What you are asked to do: Beneath this task is a listing; retype all of it exactly.
■ ■ ■ ■ ■
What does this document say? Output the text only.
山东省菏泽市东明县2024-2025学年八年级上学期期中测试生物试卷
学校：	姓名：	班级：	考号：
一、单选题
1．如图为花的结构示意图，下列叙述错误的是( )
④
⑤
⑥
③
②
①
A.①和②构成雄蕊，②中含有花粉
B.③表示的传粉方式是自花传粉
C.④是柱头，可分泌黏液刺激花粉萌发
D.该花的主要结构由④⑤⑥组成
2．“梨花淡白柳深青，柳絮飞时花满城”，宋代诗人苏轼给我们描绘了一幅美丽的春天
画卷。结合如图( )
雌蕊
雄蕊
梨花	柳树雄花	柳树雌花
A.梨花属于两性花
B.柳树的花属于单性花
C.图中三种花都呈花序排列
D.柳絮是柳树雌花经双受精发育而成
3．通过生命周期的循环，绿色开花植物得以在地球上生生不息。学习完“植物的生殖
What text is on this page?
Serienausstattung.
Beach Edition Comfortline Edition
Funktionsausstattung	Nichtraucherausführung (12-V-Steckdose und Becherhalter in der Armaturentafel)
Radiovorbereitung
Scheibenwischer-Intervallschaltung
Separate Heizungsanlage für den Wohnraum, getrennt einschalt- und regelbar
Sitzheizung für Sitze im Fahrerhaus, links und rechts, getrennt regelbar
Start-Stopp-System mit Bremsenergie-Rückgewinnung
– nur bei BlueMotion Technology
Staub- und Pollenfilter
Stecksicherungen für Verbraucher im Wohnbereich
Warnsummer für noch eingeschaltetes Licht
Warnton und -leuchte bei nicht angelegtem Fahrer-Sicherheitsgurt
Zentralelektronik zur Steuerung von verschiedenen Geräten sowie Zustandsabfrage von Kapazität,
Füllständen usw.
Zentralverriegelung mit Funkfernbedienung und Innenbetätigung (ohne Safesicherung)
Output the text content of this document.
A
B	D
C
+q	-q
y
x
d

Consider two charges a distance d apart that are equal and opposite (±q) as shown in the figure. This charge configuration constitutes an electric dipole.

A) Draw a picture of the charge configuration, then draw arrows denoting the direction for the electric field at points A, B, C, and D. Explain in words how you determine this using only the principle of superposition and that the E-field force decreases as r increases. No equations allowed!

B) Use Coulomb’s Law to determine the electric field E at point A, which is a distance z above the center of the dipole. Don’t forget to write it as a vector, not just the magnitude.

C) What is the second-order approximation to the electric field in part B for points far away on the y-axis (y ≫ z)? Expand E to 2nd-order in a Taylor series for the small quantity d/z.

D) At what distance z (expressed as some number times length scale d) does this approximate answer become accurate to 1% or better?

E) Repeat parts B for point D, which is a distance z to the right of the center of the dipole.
■ ■ ■ ■ ■
Expected output:
What does this document say? Output the text only.
山东省菏泽市东明县2024-2025学年八年级上学期期中测试生物试卷
学校：	姓名：	班级：	考号：
一、单选题
1．如图为花的结构示意图，下列叙述错误的是( )
④
⑤
⑥
③
②
①
A.①和②构成雄蕊，②中含有花粉
B.③表示的传粉方式是自花传粉
C.④是柱头，可分泌黏液刺激花粉萌发
D.该花的主要结构由④⑤⑥组成
2．“梨花淡白柳深青，柳絮飞时花满城”，宋代诗人苏轼给我们描绘了一幅美丽的春天
画卷。结合如图( )
雌蕊
雄蕊
梨花	柳树雄花	柳树雌花
A.梨花属于两性花
B.柳树的花属于单性花
C.图中三种花都呈花序排列
D.柳絮是柳树雌花经双受精发育而成
3．通过生命周期的循环，绿色开花植物得以在地球上生生不息。学习完“植物的生殖
What text is on this page?
Serienausstattung.
Beach Edition Comfortline Edition
Funktionsausstattung	Nichtraucherausführung (12-V-Steckdose und Becherhalter in der Armaturentafel)
Radiovorbereitung
Scheibenwischer-Intervallschaltung
Separate Heizungsanlage für den Wohnraum, getrennt einschalt- und regelbar
Sitzheizung für Sitze im Fahrerhaus, links und rechts, getrennt regelbar
Start-Stopp-System mit Bremsenergie-Rückgewinnung
– nur bei BlueMotion Technology
Staub- und Pollenfilter
Stecksicherungen für Verbraucher im Wohnbereich
Warnsummer für noch eingeschaltetes Licht
Warnton und -leuchte bei nicht angelegtem Fahrer-Sicherheitsgurt
Zentralelektronik zur Steuerung von verschiedenen Geräten sowie Zustandsabfrage von Kapazität,
Füllständen usw.
Zentralverriegelung mit Funkfernbedienung und Innenbetätigung (ohne Safesicherung)
Output the text content of this document.
A
B	D
C
+q	-q
y
x
d

Consider two charges a distance d apart that are equal and opposite (±q) as shown in the figure. This charge configuration constitutes an electric dipole.

A) Draw a picture of the charge configuration, then draw arrows denoting the direction for the electric field at points A, B, C, and D. Explain in words how you determine this using only the principle of superposition and that the E-field force decreases as r increases. No equations allowed!

B) Use Coulomb’s Law to determine the electric field E at point A, which is a distance z above the center of the dipole. Don’t forget to write it as a vector, not just the magnitude.

C) What is the second-order approximation to the electric field in part B for points far away on the y-axis (y ≫ z)? Expand E to 2nd-order in a Taylor series for the small quantity d/z.

D) At what distance z (expressed as some number times length scale d) does this approximate answer become accurate to 1% or better?

E) Repeat parts B for point D, which is a distance z to the right of the center of the dipole.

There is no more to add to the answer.